PROVIDED RECORDS ▸
● ● ● ● ● ● ●

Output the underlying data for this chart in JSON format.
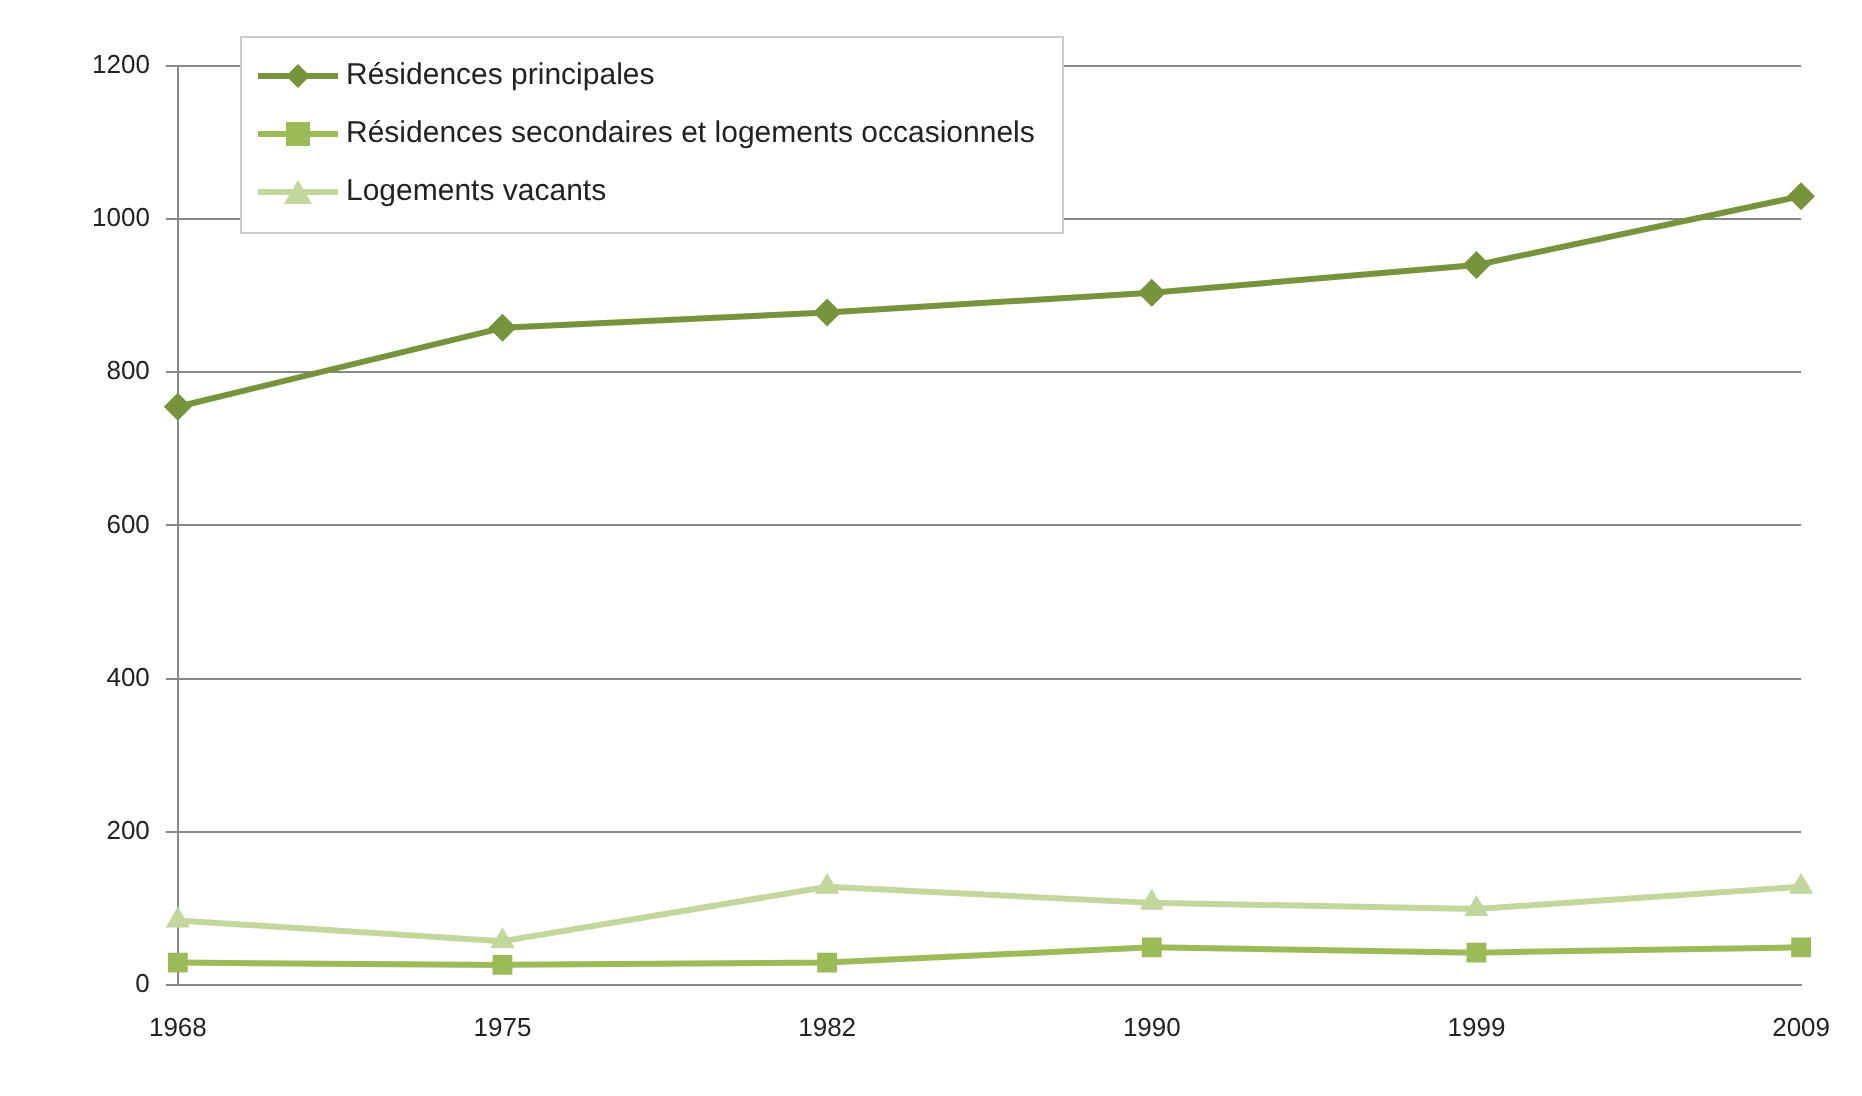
{
  "chart_data": {
    "type": "line",
    "categories": [
      "1968",
      "1975",
      "1982",
      "1990",
      "1999",
      "2009"
    ],
    "ylim": [
      0,
      1200
    ],
    "yticks": [
      0,
      200,
      400,
      600,
      800,
      1000,
      1200
    ],
    "grid": "y",
    "legend": "top left",
    "series": [
      {
        "name": "Résidences principales",
        "color": "#77933c",
        "marker": "diamond",
        "values": [
          755,
          858,
          878,
          904,
          940,
          1030
        ]
      },
      {
        "name": "Résidences secondaires et logements occasionnels",
        "color": "#9bbb59",
        "marker": "square",
        "values": [
          29,
          26,
          29,
          49,
          42,
          49
        ]
      },
      {
        "name": "Logements vacants",
        "color": "#c3d69b",
        "marker": "triangle",
        "values": [
          84,
          57,
          128,
          107,
          99,
          128
        ]
      }
    ]
  }
}
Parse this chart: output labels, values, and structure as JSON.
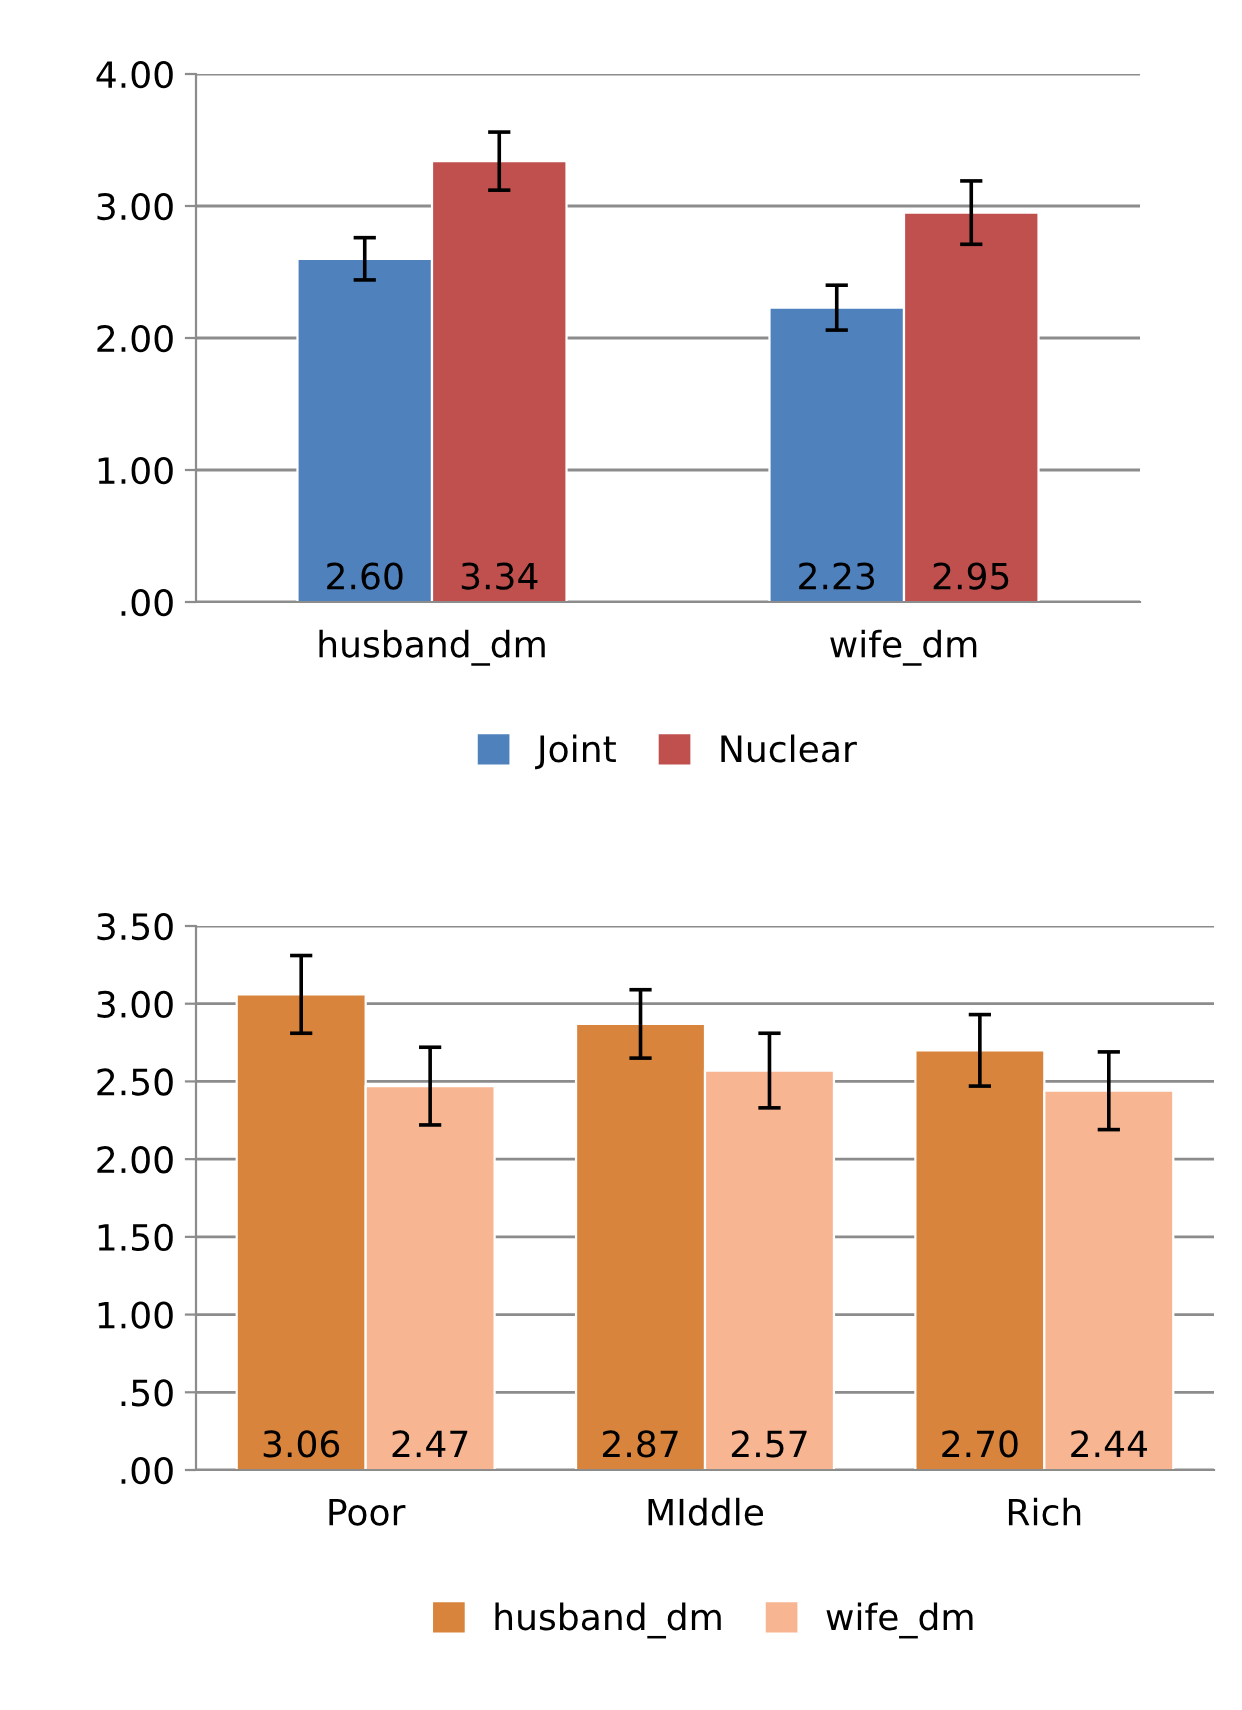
{
  "chart_data": [
    {
      "type": "bar",
      "categories": [
        "husband_dm",
        "wife_dm"
      ],
      "ylim": [
        0,
        4
      ],
      "yticks": [
        {
          "value": 0,
          "label": ".00"
        },
        {
          "value": 1,
          "label": "1.00"
        },
        {
          "value": 2,
          "label": "2.00"
        },
        {
          "value": 3,
          "label": "3.00"
        },
        {
          "value": 4,
          "label": "4.00"
        }
      ],
      "grid": "y",
      "legend": "bottom",
      "series": [
        {
          "name": "Joint",
          "color": "#4f81bd",
          "values": [
            2.6,
            2.23
          ],
          "errors": [
            0.16,
            0.17
          ],
          "value_labels": [
            "2.60",
            "2.23"
          ]
        },
        {
          "name": "Nuclear",
          "color": "#c0504d",
          "values": [
            3.34,
            2.95
          ],
          "errors": [
            0.22,
            0.24
          ],
          "value_labels": [
            "3.34",
            "2.95"
          ]
        }
      ]
    },
    {
      "type": "bar",
      "categories": [
        "Poor",
        "MIddle",
        "Rich"
      ],
      "ylim": [
        0,
        3.5
      ],
      "yticks": [
        {
          "value": 0,
          "label": ".00"
        },
        {
          "value": 0.5,
          "label": ".50"
        },
        {
          "value": 1,
          "label": "1.00"
        },
        {
          "value": 1.5,
          "label": "1.50"
        },
        {
          "value": 2,
          "label": "2.00"
        },
        {
          "value": 2.5,
          "label": "2.50"
        },
        {
          "value": 3,
          "label": "3.00"
        },
        {
          "value": 3.5,
          "label": "3.50"
        }
      ],
      "grid": "y",
      "legend": "bottom",
      "series": [
        {
          "name": "husband_dm",
          "color": "#d9843d",
          "values": [
            3.06,
            2.87,
            2.7
          ],
          "errors": [
            0.25,
            0.22,
            0.23
          ],
          "value_labels": [
            "3.06",
            "2.87",
            "2.70"
          ]
        },
        {
          "name": "wife_dm",
          "color": "#f8b592",
          "values": [
            2.47,
            2.57,
            2.44
          ],
          "errors": [
            0.25,
            0.24,
            0.25
          ],
          "value_labels": [
            "2.47",
            "2.57",
            "2.44"
          ]
        }
      ]
    }
  ]
}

● ● ● ● ● ● ●

YOUR TASK ▸
Gather each line of the records holding the string "this".

WRITTEN ANSWER ▸
Output the underlying data for this chart in JSON format.
Parse this chart: output labels, values, and structure as JSON.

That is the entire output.